Below are records; work out how many of their lines hold the string "JSON" and give that number alone.

════════

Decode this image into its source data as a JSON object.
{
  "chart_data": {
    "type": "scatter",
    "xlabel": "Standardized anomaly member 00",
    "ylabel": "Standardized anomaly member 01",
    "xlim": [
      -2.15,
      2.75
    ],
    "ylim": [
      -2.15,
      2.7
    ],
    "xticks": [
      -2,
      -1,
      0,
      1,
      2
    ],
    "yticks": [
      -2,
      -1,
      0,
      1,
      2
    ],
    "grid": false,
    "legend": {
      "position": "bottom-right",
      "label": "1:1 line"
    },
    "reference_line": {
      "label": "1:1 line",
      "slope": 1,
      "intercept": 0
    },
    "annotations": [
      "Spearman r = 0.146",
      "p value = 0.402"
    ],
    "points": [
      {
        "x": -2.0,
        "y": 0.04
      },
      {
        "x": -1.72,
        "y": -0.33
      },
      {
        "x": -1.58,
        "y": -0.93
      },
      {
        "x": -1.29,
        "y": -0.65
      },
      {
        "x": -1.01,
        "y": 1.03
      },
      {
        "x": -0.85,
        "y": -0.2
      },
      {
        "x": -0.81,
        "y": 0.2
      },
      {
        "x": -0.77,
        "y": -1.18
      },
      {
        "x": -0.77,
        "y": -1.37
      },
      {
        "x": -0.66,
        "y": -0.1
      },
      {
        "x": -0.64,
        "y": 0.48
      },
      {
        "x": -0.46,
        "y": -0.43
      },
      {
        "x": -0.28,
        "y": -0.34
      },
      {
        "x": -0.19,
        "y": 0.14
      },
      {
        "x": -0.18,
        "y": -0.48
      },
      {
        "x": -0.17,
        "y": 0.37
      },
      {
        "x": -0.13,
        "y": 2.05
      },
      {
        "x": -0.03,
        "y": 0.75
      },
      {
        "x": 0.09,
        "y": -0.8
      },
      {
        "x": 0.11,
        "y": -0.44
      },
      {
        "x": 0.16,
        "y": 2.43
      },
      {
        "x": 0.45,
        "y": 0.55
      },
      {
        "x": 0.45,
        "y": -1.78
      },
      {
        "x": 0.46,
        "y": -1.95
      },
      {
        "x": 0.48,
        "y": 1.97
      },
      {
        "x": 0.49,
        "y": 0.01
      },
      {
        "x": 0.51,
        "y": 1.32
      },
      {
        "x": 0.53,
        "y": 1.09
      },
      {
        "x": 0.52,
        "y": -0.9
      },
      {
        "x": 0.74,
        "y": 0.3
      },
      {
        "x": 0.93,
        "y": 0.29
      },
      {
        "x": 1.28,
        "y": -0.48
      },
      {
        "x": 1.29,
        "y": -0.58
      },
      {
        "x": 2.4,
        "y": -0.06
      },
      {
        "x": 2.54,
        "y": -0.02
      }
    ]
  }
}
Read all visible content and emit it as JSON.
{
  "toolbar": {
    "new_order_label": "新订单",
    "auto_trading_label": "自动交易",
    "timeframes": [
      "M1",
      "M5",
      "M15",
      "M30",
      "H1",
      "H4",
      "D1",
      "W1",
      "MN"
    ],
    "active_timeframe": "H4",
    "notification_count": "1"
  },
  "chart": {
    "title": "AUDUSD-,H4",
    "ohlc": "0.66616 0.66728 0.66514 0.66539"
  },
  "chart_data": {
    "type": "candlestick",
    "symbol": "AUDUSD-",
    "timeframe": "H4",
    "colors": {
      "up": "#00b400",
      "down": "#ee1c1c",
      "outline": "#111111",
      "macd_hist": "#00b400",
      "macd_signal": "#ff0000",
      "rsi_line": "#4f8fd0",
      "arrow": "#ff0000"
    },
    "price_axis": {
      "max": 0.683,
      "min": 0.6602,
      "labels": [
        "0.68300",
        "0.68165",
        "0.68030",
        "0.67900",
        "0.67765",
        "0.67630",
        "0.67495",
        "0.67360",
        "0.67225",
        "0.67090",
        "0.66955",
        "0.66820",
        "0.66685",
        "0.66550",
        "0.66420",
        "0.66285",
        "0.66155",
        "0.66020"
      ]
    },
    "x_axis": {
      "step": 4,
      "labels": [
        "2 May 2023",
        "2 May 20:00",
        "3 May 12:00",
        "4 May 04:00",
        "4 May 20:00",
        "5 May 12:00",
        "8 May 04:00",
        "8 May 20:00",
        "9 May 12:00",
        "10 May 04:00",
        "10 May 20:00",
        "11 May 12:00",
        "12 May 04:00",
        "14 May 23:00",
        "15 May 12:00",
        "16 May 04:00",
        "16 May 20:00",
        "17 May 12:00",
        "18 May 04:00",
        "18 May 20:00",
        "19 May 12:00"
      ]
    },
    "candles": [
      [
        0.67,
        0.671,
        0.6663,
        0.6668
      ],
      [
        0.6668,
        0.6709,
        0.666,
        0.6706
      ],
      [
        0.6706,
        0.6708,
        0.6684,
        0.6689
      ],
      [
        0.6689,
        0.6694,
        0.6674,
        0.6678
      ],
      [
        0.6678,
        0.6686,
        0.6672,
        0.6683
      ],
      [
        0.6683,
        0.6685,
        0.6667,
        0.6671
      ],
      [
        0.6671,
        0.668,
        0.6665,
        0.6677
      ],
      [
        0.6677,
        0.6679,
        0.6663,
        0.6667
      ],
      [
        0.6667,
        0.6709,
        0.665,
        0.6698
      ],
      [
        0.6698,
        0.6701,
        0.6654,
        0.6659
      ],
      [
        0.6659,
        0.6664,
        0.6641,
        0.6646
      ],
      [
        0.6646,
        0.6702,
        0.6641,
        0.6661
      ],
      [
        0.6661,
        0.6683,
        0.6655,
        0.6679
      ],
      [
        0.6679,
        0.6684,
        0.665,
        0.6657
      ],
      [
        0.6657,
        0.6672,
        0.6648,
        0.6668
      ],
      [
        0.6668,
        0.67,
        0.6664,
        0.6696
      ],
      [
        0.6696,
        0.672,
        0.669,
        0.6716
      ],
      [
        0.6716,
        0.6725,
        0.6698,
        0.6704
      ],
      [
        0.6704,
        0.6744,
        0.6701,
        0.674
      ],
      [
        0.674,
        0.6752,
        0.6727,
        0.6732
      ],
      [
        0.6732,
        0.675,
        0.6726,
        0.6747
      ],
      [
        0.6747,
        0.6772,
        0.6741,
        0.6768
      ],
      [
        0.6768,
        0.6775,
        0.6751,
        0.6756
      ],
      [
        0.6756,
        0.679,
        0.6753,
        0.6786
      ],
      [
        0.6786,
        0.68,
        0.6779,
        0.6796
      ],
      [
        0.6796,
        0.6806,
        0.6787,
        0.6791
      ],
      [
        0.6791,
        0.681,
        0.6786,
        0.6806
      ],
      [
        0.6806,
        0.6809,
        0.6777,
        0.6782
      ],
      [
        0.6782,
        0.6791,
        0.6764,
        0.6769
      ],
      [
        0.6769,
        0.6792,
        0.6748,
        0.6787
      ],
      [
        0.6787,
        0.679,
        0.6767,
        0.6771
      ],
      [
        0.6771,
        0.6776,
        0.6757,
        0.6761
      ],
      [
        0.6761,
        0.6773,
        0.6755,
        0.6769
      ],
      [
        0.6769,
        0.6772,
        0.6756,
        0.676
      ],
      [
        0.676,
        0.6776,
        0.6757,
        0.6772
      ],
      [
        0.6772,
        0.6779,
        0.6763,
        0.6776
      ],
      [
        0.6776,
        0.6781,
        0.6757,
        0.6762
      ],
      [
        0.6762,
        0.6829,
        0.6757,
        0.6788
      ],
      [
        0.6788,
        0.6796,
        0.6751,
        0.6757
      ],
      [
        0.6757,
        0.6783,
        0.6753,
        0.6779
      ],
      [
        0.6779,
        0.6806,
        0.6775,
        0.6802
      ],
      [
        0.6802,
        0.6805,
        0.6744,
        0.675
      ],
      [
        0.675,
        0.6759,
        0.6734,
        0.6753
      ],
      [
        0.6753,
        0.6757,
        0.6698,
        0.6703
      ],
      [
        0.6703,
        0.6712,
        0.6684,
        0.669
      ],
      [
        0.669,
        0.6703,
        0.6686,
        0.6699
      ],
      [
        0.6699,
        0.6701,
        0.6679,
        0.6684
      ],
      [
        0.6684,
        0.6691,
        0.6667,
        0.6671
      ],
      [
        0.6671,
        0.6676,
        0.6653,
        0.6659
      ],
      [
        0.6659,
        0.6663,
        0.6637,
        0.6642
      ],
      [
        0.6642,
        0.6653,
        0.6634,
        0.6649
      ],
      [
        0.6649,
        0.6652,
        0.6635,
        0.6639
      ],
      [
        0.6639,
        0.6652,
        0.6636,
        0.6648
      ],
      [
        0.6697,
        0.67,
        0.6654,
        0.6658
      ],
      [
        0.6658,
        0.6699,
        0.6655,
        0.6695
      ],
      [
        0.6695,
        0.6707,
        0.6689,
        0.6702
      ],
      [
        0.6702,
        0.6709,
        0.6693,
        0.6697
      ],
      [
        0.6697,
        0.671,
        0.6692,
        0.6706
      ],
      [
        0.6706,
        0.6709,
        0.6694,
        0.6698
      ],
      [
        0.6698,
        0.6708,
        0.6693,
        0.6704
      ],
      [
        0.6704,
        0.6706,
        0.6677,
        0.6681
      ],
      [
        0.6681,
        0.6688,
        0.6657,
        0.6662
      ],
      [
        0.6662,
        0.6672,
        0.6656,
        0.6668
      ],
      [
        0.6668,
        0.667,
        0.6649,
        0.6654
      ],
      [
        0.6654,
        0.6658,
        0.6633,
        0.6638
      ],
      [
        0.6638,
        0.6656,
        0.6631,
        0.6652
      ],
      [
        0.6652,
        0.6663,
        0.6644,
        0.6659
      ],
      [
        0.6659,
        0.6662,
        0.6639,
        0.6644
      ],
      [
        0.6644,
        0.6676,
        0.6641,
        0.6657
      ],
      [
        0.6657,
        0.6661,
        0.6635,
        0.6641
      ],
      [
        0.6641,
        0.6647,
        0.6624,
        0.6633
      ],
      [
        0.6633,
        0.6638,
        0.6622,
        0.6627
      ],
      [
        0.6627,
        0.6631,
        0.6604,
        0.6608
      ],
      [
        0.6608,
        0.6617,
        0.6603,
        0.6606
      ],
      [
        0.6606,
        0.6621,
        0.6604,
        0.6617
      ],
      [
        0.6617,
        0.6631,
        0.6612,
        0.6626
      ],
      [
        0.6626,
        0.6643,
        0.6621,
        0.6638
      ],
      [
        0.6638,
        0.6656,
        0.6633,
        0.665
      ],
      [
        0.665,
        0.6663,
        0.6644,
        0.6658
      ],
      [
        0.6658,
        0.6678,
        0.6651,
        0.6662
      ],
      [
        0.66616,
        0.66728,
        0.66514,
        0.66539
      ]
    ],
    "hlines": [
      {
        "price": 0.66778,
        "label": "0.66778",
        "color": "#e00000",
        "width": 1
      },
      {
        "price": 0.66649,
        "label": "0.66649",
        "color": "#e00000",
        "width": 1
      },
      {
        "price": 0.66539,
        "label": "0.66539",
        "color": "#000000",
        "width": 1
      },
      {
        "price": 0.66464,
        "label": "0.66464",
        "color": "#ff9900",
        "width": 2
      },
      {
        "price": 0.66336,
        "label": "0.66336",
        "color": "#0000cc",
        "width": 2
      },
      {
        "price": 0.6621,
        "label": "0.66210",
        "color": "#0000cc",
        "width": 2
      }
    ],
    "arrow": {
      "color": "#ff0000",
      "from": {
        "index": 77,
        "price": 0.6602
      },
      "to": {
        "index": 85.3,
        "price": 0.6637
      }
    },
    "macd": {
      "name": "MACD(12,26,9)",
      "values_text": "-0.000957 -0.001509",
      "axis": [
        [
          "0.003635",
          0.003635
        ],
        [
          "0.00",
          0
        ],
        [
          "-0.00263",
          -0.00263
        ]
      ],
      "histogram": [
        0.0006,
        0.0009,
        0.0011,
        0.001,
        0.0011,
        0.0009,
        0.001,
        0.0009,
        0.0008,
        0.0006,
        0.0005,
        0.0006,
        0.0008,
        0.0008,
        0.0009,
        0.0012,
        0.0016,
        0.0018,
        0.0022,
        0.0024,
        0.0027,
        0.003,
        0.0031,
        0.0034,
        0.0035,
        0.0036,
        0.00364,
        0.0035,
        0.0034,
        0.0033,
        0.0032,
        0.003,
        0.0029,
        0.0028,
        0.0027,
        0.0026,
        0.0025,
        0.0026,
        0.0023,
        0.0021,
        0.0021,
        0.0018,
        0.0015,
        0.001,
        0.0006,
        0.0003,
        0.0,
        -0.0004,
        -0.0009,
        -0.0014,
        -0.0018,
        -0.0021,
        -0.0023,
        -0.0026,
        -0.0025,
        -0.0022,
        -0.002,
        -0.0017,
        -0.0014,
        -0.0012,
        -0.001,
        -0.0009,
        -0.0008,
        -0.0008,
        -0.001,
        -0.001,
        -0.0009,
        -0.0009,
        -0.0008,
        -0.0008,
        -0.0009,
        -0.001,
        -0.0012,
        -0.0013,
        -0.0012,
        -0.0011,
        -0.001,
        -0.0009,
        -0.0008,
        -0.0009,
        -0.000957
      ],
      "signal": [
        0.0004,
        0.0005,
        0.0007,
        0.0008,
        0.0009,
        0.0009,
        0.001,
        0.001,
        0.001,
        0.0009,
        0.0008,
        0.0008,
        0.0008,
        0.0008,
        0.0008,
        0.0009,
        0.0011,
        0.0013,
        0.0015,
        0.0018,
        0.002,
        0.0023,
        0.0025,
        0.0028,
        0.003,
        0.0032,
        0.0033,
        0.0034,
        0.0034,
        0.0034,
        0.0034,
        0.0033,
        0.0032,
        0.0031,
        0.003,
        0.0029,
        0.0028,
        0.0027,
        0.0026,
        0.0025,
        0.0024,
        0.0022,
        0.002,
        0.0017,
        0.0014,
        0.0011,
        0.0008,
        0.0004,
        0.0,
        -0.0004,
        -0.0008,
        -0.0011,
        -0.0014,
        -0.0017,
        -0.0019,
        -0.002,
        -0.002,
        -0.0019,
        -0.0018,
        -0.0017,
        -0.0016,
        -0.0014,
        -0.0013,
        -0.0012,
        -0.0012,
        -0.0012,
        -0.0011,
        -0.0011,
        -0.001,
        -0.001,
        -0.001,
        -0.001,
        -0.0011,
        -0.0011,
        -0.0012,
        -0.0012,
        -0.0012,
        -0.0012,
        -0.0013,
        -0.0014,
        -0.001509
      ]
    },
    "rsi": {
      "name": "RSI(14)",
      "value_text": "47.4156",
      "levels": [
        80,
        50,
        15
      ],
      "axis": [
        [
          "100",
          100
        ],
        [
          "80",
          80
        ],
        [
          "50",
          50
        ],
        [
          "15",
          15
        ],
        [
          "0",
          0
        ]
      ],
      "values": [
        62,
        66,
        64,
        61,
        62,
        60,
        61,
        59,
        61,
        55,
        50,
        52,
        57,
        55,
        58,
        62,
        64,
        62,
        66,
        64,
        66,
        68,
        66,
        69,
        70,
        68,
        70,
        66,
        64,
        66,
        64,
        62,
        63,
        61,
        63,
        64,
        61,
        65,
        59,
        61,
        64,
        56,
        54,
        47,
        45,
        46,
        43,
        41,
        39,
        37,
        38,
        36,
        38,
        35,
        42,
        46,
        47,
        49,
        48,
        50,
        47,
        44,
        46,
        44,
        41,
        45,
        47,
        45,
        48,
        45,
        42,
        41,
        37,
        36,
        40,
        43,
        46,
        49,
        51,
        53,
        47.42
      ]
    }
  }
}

════════

Task answer:
2